- DESCRIPTION OF THE TASK: Read the records and gather each line that includes "Output".

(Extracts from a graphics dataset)
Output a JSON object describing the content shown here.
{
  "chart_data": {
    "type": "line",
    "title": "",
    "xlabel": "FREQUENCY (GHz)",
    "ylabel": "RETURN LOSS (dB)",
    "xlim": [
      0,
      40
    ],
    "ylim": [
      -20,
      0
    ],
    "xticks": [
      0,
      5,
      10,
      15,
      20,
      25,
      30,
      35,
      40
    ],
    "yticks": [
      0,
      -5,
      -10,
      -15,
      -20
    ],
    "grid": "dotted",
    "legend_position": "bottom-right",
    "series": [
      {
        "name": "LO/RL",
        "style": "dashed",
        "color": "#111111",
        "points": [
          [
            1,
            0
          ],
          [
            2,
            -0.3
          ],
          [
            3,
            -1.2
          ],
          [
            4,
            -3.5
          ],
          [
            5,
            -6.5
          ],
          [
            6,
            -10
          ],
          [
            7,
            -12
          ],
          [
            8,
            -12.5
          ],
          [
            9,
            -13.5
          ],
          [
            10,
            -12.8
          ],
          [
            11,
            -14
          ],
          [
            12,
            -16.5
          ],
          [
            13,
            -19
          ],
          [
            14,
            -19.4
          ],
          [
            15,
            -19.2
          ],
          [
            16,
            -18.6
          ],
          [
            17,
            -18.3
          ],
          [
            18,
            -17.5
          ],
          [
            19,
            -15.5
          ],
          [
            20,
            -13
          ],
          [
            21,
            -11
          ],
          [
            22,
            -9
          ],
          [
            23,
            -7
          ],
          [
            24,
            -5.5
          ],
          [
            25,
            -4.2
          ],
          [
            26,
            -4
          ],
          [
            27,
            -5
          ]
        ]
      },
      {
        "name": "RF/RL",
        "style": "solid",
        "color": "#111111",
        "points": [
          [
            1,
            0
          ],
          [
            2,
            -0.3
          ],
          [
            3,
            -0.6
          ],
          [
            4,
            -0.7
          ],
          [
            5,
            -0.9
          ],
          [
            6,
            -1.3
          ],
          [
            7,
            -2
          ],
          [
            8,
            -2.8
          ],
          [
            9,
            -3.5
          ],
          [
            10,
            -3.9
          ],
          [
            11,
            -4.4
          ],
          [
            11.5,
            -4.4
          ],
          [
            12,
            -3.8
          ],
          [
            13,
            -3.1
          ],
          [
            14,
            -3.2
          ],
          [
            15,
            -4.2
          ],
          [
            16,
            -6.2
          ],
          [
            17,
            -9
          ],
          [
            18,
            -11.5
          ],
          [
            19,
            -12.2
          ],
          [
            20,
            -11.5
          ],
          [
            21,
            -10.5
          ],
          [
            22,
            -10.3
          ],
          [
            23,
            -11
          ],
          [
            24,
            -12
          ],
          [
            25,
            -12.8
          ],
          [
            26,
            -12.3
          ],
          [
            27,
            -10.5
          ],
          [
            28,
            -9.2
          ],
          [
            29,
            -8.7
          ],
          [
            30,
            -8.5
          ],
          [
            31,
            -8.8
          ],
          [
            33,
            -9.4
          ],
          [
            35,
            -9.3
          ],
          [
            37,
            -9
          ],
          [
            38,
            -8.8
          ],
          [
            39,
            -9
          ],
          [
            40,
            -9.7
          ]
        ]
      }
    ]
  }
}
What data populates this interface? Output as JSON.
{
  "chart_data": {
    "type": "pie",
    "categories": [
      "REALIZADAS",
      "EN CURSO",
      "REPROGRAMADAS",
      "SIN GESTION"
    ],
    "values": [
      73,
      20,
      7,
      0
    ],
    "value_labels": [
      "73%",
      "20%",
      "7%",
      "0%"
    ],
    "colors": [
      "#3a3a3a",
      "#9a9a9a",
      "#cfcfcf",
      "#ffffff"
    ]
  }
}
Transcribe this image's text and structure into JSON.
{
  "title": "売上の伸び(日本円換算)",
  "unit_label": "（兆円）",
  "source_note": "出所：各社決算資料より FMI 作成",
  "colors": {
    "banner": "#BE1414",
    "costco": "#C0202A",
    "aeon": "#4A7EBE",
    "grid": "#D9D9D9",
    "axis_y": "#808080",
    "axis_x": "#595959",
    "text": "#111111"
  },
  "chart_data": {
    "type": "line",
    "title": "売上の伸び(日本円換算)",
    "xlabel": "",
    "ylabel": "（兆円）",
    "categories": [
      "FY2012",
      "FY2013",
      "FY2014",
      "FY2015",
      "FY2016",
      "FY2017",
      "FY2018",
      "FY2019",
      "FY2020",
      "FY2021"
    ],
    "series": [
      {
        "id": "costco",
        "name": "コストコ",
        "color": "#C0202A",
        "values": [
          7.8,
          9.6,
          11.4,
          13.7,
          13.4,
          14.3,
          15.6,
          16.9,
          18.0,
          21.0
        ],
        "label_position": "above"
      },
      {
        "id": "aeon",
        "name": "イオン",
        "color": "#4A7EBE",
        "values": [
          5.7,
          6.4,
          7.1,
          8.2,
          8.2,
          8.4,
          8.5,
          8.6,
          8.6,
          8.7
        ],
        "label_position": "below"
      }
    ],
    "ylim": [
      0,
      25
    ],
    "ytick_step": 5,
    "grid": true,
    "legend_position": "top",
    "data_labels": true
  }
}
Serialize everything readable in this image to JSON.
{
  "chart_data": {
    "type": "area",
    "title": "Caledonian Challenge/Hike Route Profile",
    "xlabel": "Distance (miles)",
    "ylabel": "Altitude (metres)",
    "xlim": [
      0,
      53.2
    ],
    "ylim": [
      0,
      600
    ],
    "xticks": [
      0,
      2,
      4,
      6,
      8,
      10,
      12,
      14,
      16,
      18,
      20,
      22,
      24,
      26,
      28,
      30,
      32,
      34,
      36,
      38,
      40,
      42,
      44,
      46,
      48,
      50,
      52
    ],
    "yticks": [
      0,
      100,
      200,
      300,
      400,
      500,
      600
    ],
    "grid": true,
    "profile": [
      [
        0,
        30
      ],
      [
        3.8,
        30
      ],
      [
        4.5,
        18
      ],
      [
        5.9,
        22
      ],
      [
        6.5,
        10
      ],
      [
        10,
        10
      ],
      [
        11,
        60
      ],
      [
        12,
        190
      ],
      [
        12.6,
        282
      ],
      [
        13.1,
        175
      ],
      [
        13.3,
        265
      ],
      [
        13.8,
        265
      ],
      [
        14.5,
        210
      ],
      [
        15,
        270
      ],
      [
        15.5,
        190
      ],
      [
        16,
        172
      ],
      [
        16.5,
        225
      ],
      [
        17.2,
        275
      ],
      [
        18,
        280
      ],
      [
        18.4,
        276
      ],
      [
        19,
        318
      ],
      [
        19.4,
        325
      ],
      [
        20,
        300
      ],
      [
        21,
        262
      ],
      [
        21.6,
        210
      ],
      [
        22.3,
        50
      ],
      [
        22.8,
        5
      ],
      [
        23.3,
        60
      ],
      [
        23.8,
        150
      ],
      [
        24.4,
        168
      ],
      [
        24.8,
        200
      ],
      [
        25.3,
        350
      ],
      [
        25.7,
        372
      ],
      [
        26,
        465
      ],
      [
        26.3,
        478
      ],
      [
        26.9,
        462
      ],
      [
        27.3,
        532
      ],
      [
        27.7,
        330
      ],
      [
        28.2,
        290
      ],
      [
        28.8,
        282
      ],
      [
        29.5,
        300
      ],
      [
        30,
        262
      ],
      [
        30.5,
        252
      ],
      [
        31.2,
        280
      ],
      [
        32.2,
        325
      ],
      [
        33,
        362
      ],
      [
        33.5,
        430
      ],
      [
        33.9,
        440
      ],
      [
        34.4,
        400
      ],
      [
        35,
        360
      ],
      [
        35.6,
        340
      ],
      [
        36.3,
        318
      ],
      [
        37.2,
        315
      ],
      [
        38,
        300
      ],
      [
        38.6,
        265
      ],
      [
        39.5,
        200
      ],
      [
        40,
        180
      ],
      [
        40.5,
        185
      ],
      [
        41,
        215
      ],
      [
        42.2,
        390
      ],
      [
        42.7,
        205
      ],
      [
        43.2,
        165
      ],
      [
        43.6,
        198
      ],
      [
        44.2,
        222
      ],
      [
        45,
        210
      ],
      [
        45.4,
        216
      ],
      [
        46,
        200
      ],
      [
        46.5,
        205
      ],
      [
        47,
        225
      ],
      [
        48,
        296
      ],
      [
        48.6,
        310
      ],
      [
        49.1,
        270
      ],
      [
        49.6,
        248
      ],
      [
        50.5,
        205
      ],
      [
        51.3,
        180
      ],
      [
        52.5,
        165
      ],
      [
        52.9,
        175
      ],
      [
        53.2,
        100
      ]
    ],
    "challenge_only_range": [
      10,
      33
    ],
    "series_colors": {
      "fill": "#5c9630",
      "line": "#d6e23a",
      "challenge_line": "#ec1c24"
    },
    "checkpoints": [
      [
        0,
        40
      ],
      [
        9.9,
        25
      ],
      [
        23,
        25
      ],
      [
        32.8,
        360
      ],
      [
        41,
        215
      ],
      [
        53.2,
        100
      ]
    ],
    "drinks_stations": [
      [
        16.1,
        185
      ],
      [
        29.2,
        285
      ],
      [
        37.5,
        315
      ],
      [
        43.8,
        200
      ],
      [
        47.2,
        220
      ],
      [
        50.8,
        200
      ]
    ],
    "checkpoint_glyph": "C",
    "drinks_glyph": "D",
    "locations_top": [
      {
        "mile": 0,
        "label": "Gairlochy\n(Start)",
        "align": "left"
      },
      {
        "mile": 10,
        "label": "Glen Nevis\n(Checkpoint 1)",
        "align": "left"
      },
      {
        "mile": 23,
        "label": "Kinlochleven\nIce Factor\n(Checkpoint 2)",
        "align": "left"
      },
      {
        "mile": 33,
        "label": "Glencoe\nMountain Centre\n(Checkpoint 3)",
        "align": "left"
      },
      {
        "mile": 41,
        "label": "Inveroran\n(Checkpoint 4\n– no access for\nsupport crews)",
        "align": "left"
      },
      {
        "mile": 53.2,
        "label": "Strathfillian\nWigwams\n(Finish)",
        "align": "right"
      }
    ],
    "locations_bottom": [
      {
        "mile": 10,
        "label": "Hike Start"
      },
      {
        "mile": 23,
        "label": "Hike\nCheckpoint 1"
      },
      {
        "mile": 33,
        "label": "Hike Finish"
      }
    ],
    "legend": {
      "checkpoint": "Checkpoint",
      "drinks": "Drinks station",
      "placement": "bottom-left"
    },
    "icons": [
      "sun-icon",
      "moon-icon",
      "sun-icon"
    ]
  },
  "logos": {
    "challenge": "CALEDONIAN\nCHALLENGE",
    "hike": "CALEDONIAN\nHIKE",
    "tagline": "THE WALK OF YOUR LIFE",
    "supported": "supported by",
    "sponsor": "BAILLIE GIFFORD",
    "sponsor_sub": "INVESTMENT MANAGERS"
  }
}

- EXERCISE SOLUTION:
Output a JSON object describing the content shown here.
What data populates this interface? Output as JSON.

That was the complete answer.